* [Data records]
▬▬▬▬▬▬

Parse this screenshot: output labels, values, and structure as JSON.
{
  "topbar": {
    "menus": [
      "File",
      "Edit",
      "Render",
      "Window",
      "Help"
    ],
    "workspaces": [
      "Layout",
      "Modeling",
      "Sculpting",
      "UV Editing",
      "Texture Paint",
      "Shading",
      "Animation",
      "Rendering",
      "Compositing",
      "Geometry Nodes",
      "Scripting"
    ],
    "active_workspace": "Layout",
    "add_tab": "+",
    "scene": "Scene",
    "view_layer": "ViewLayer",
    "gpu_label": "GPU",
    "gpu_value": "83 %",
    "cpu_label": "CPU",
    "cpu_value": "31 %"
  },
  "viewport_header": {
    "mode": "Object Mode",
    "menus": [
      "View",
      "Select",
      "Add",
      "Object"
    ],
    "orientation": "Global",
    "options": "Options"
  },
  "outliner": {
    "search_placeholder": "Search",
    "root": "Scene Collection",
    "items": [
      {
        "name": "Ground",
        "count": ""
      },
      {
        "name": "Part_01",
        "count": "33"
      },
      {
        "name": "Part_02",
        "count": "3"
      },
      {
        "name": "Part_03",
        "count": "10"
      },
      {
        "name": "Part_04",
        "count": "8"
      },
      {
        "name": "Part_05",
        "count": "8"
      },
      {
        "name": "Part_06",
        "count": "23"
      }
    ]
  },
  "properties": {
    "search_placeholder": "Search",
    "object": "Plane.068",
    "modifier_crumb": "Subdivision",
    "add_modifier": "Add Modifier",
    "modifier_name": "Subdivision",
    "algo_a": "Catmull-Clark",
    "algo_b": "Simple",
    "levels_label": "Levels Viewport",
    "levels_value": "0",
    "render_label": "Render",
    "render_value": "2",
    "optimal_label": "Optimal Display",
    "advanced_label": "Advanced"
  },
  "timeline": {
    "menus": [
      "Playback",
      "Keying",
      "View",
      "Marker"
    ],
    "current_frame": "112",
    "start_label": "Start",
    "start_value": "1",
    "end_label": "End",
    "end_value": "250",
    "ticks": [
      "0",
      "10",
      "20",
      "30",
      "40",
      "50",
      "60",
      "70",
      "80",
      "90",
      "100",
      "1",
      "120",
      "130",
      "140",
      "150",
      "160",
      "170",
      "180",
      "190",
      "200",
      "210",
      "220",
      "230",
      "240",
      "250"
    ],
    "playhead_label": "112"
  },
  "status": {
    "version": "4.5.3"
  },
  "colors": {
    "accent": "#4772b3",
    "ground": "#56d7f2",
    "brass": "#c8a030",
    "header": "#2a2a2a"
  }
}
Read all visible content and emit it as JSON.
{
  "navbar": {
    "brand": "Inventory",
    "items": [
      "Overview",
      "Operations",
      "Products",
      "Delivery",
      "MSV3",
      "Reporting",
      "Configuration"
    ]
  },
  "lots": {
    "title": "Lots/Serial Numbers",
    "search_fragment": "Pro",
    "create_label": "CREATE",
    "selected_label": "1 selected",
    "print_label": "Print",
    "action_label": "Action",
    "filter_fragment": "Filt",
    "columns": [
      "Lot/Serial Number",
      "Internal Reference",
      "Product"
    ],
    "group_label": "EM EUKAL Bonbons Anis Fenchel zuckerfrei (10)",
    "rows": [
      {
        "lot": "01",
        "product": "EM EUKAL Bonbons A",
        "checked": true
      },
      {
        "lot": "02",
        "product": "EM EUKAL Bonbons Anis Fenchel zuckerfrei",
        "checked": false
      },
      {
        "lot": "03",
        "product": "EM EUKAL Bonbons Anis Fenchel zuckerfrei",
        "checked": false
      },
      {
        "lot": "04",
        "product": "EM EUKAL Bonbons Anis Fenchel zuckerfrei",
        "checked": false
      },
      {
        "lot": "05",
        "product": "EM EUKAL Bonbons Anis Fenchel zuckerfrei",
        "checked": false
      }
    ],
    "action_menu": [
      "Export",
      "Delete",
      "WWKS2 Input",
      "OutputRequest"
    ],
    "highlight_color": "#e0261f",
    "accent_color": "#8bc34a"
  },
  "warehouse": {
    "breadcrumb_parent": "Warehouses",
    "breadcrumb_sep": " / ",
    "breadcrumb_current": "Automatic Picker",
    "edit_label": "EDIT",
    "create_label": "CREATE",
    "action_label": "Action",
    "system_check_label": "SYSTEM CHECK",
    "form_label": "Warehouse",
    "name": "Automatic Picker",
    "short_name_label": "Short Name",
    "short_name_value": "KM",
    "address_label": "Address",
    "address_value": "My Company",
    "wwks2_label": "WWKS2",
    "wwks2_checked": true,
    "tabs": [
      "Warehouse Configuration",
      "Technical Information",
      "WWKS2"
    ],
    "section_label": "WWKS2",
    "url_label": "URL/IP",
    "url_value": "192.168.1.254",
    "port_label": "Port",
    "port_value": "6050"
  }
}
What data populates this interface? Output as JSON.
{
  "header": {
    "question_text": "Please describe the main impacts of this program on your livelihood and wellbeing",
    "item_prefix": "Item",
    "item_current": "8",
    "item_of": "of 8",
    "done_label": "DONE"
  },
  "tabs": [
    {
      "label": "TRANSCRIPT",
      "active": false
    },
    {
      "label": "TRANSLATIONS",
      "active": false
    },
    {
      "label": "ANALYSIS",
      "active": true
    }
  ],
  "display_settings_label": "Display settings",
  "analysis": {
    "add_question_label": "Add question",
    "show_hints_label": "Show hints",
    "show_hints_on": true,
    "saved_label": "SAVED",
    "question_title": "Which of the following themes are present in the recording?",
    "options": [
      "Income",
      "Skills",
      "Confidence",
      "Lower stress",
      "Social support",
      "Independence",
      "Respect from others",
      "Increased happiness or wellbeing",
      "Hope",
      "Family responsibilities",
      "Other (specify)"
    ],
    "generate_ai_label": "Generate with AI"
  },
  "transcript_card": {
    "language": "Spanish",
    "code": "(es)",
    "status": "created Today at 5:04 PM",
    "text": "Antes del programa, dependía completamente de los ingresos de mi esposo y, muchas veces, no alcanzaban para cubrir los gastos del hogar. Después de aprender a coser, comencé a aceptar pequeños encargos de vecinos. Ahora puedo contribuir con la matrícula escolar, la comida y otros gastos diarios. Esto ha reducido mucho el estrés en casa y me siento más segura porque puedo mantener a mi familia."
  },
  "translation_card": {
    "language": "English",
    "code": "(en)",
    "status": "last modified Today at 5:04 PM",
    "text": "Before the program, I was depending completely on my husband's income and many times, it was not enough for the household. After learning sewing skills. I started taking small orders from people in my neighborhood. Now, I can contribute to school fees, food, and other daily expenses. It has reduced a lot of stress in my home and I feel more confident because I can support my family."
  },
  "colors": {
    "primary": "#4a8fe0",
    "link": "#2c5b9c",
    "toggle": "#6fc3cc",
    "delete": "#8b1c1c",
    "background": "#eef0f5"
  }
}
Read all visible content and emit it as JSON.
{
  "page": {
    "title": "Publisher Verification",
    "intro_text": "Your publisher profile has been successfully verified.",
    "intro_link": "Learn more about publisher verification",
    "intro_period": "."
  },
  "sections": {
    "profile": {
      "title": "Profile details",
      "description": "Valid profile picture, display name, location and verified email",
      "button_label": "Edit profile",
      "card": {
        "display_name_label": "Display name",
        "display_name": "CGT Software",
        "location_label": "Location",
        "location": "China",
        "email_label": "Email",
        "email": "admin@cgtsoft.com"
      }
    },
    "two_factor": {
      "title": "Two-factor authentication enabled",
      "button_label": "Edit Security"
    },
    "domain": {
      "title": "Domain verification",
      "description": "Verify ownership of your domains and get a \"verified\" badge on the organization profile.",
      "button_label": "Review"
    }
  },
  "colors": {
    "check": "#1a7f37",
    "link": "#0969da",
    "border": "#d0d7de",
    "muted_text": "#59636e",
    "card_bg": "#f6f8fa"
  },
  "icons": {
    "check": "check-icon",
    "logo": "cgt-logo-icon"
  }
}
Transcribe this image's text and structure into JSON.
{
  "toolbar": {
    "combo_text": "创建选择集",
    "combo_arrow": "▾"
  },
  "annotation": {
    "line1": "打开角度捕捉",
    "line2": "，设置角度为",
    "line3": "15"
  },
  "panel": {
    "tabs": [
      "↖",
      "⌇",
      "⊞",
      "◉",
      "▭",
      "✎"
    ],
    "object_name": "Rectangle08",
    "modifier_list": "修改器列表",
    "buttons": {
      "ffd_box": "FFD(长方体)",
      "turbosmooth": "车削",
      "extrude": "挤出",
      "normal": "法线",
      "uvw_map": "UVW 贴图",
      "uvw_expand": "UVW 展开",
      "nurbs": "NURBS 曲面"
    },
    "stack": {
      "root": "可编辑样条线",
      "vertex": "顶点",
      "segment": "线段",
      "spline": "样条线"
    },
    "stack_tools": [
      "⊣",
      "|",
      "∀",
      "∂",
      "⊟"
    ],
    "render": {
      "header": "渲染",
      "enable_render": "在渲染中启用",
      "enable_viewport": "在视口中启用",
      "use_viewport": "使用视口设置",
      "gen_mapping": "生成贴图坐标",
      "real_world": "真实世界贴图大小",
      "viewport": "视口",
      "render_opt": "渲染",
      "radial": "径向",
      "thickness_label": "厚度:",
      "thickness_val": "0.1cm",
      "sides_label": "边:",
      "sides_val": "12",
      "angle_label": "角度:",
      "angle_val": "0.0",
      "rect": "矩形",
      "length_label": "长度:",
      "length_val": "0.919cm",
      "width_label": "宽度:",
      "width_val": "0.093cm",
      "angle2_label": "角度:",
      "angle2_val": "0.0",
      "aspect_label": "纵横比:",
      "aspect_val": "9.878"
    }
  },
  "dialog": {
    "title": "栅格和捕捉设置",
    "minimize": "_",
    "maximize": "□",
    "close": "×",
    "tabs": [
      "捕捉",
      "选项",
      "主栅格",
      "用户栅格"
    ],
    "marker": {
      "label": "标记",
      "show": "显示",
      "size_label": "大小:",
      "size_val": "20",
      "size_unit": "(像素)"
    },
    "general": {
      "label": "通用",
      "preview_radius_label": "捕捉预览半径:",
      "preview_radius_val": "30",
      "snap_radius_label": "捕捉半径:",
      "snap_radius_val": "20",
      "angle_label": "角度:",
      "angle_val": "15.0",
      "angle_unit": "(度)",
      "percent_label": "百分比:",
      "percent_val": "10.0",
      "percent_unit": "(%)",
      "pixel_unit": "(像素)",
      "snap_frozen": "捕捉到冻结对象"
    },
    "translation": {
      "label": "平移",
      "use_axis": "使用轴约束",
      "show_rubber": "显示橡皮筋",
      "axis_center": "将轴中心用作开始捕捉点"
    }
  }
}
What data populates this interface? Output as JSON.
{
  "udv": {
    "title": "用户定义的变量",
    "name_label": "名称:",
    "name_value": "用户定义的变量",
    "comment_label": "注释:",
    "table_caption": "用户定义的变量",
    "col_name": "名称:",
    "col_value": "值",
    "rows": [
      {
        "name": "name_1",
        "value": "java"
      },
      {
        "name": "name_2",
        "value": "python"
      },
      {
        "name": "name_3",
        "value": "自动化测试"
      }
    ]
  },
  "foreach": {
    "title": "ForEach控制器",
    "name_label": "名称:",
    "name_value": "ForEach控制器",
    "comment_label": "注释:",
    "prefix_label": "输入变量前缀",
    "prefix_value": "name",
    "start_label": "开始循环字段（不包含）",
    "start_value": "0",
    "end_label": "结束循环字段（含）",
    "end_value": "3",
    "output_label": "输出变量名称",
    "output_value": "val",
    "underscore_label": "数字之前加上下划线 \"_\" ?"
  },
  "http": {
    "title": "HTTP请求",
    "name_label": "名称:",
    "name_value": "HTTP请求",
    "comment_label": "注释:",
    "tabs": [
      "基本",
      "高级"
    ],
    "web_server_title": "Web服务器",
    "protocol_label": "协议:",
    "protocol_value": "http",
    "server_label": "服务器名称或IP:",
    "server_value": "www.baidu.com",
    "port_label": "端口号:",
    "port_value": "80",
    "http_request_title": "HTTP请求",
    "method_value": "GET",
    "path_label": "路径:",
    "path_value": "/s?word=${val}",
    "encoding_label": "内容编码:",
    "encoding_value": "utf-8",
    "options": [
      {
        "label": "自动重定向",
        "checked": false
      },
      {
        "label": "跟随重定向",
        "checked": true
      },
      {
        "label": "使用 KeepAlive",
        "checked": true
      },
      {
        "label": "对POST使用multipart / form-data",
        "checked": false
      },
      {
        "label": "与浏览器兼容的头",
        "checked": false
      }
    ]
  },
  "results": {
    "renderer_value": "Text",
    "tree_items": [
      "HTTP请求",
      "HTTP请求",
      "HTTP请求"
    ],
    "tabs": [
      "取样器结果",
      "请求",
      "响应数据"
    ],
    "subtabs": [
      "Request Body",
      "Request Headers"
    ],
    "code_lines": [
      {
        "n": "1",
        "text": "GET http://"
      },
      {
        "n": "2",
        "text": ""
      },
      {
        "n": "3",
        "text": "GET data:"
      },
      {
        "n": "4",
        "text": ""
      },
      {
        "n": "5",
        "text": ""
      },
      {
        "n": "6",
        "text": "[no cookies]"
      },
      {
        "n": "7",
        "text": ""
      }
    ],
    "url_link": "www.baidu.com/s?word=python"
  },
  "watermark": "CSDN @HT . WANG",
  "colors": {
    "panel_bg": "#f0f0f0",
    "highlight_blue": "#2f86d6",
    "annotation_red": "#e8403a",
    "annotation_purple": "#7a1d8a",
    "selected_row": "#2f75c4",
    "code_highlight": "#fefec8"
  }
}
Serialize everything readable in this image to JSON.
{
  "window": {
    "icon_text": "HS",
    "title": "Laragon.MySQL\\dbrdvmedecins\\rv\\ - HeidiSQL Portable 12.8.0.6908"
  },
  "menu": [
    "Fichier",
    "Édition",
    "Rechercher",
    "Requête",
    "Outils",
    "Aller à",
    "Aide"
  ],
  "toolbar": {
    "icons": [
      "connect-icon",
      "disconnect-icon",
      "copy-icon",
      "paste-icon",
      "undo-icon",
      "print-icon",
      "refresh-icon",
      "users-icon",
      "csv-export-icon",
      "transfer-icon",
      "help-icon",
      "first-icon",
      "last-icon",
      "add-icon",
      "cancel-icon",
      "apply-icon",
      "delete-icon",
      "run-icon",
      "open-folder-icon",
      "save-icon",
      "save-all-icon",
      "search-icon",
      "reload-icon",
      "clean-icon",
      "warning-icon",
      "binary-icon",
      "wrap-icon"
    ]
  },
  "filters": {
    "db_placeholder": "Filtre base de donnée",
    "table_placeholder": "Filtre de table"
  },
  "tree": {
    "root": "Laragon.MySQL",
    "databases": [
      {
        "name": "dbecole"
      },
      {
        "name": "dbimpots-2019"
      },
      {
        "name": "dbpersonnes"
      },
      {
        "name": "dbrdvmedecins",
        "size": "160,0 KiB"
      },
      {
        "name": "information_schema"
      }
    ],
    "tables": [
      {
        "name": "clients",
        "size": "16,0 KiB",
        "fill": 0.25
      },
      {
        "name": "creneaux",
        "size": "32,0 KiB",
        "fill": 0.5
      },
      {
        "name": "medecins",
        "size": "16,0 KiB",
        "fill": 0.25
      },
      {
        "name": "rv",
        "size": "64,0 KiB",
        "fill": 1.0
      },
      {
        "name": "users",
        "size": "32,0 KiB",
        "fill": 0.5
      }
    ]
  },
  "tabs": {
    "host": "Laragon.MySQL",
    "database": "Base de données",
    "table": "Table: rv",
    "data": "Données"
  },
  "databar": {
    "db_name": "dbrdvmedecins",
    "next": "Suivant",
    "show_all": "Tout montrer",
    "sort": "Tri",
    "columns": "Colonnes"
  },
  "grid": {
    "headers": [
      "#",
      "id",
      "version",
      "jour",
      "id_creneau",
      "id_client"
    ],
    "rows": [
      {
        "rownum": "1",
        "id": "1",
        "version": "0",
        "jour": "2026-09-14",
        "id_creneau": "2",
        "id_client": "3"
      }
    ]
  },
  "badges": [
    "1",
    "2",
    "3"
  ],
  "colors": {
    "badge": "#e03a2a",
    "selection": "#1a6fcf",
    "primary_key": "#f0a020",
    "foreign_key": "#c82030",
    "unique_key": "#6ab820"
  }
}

▬▬▬▬▬▬

* [PROBLEM TO WORK ON]
Determine how many lines of this listing contain "baidu", and give only the number.

* [WRITTEN RESPONSE]
2